→ Selection
Targeted Country: China.   
Status/Outcome: The investigation is ongoing as of the latest available information. Potential remedies, should USTR make an affirmative finding, could include tariffs imposed directly on imports of legacy semiconductors from China. Significantly, USTR may also consider “component tariffs”—duties levied on finished downstream products imported from any country if those products are found to contain China-origin legacy chips. This novel approach could dramatically expand the scope and complexity of the remedy.  

China: Technology Transfer, IP, and Innovation (Ongoing Review/Tariff Modifications)

Foreign Practices: This relates to the continuation and statutory review of the Section 301 action initiated during the first Trump administration targeting China’s practices related to technology transfer, intellectual property (IP), and innovation. USTR’s review, mandated by statute, examined whether China had eliminated the problematic acts, policies, and practices, which included requirements for U.S. companies to transfer technology, discriminatory licensing terms, state-supported investment aimed at acquiring U.S. technology, and state-sponsored cyber intrusions to steal IP and trade secrets. The review concluded that China persisted in these practices and may have even expanded cyber theft activities.   
Affected U.S. Commerce/Sectors: The practices continue to burden U.S. commerce across numerous technology-intensive sectors by undermining IP rights, creating unfair competitive advantages for Chinese firms, and restricting market access.   
Targeted Country: China.

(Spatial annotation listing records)
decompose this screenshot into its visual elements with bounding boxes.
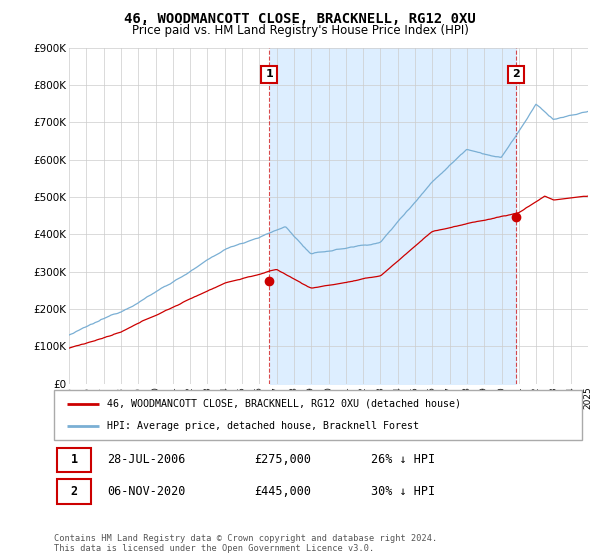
Text: 2: 2 [71, 485, 77, 498]
Text: Price paid vs. HM Land Registry's House Price Index (HPI): Price paid vs. HM Land Registry's House … [131, 24, 469, 36]
Text: 26% ↓ HPI: 26% ↓ HPI [371, 453, 435, 466]
Text: 1: 1 [71, 453, 77, 466]
Text: 30% ↓ HPI: 30% ↓ HPI [371, 485, 435, 498]
Text: Contains HM Land Registry data © Crown copyright and database right 2024.
This d: Contains HM Land Registry data © Crown c… [54, 534, 437, 553]
FancyBboxPatch shape [56, 447, 91, 472]
FancyBboxPatch shape [54, 390, 582, 440]
Text: £445,000: £445,000 [254, 485, 311, 498]
Text: 1: 1 [265, 69, 273, 80]
Text: 46, WOODMANCOTT CLOSE, BRACKNELL, RG12 0XU (detached house): 46, WOODMANCOTT CLOSE, BRACKNELL, RG12 0… [107, 399, 461, 409]
Text: 46, WOODMANCOTT CLOSE, BRACKNELL, RG12 0XU: 46, WOODMANCOTT CLOSE, BRACKNELL, RG12 0… [124, 12, 476, 26]
Text: £275,000: £275,000 [254, 453, 311, 466]
Text: 06-NOV-2020: 06-NOV-2020 [107, 485, 185, 498]
Text: 28-JUL-2006: 28-JUL-2006 [107, 453, 185, 466]
Text: 2: 2 [512, 69, 520, 80]
FancyBboxPatch shape [56, 479, 91, 504]
Text: HPI: Average price, detached house, Bracknell Forest: HPI: Average price, detached house, Brac… [107, 421, 419, 431]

→ Task A
Reproduce the Section 301 excerpt verbatim, beginning at the words "China: Technology Transfer, IP, and" and stopping after "cyber theft activities.".
→ Task B
Based on the Section 301 excerpt, state yes or no for each statement and quote the deciding words: (i) The investigation into legacy semiconductors has been completed. (ii) The review found that China may have expanded its cyber theft activities. (iii) The proposed component tariffs would apply only to products imported from China.
→ Task C
In the Section 301 excerpt, during which administration was the action on China's technology transfer, IP, and innovation practices initiated?
Rely solely on the Section 301 excerpt for every answer.

→ Problem solution A
China: Technology Transfer, IP, and Innovation (Ongoing Review/Tariff Modifications)

Foreign Practices: This relates to the continuation and statutory review of the Section 301 action initiated during the first Trump administration targeting China’s practices related to technology transfer, intellectual property (IP), and innovation. USTR’s review, mandated by statute, examined whether China had eliminated the problematic acts, policies, and practices, which included requirements for U.S. companies to transfer technology, discriminatory licensing terms, state-supported investment aimed at acquiring U.S. technology, and state-sponsored cyber intrusions to steal IP and trade secrets. The review concluded that China persisted in these practices and may have even expanded cyber theft activities.

→ Problem solution B
(i) No: "The investigation is ongoing as of the latest available information."
(ii) Yes: "may have even expanded cyber theft activities."
(iii) No: "duties levied on finished downstream products imported from any country if those products are found to contain China-origin legacy chips."

→ Problem solution C
The first Trump administration.